▶ Short task: Copy out each line of the data that holds the word "شـبـيـه".

(Data excerpts)
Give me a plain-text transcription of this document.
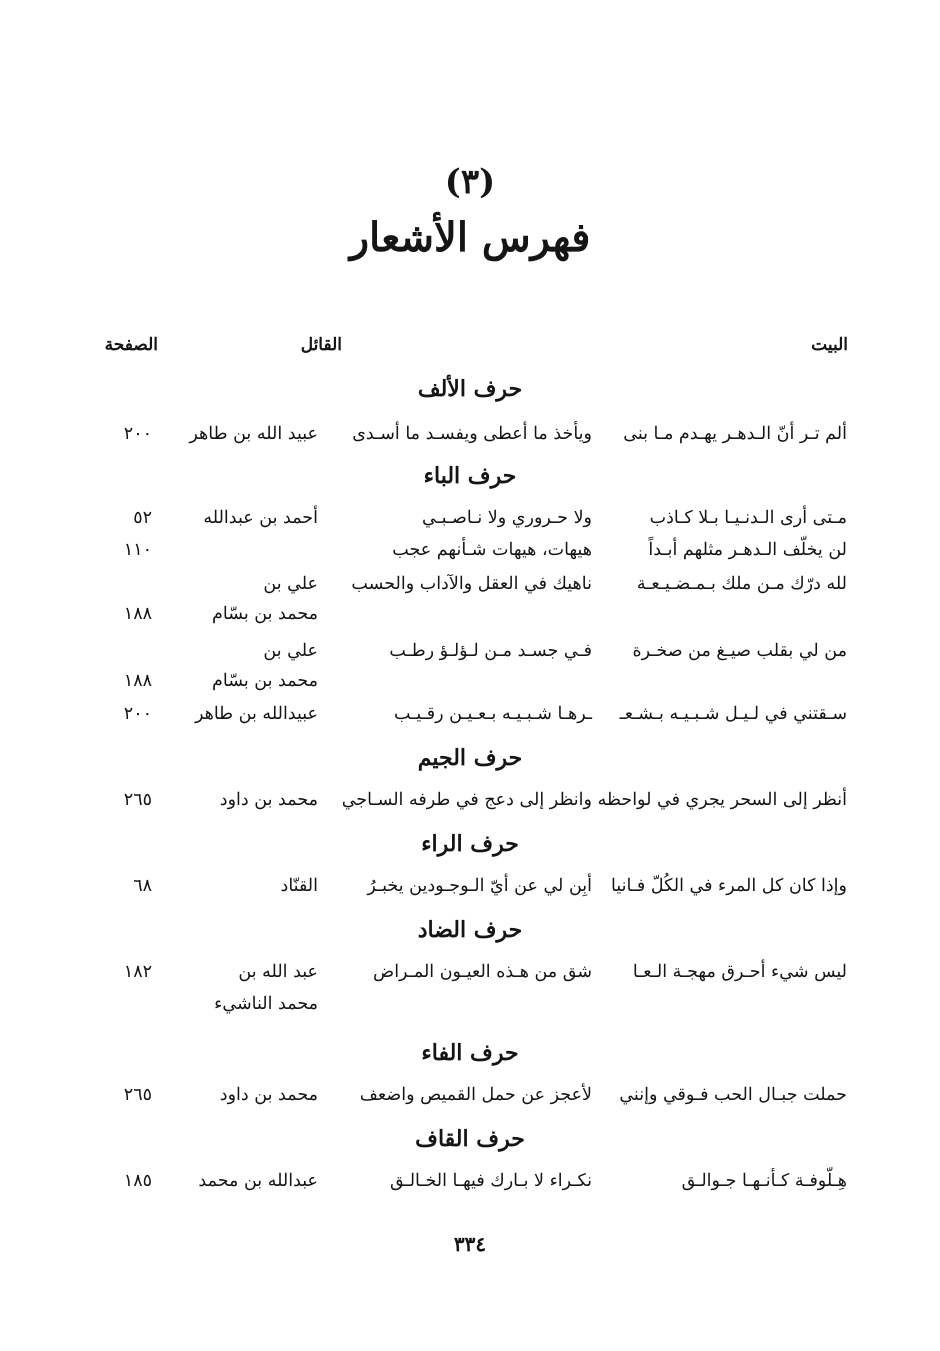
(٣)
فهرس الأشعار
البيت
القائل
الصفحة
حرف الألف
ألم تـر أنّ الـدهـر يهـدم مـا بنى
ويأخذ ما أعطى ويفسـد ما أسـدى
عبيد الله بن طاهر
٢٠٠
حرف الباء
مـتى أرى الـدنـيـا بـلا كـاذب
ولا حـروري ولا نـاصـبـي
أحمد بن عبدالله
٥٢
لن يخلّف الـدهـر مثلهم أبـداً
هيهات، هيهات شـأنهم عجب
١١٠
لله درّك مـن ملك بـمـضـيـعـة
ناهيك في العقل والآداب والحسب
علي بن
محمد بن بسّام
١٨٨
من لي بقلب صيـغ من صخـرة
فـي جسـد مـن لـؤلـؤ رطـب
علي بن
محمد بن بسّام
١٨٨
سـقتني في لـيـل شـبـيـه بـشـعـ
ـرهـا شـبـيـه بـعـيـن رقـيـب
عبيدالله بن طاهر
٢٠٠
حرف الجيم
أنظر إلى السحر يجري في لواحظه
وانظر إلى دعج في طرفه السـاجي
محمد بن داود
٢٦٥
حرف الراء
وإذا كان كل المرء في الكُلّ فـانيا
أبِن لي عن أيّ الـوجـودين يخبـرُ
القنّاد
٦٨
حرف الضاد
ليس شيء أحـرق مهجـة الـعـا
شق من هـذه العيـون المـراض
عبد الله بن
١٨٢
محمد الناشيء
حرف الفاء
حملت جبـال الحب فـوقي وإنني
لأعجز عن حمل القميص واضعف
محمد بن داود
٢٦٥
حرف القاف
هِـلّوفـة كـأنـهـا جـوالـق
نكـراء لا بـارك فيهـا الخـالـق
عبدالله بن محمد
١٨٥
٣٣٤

▶ Task solution:
سـقتني في لـيـل شـبـيـه بـشـعـ
ـرهـا شـبـيـه بـعـيـن رقـيـب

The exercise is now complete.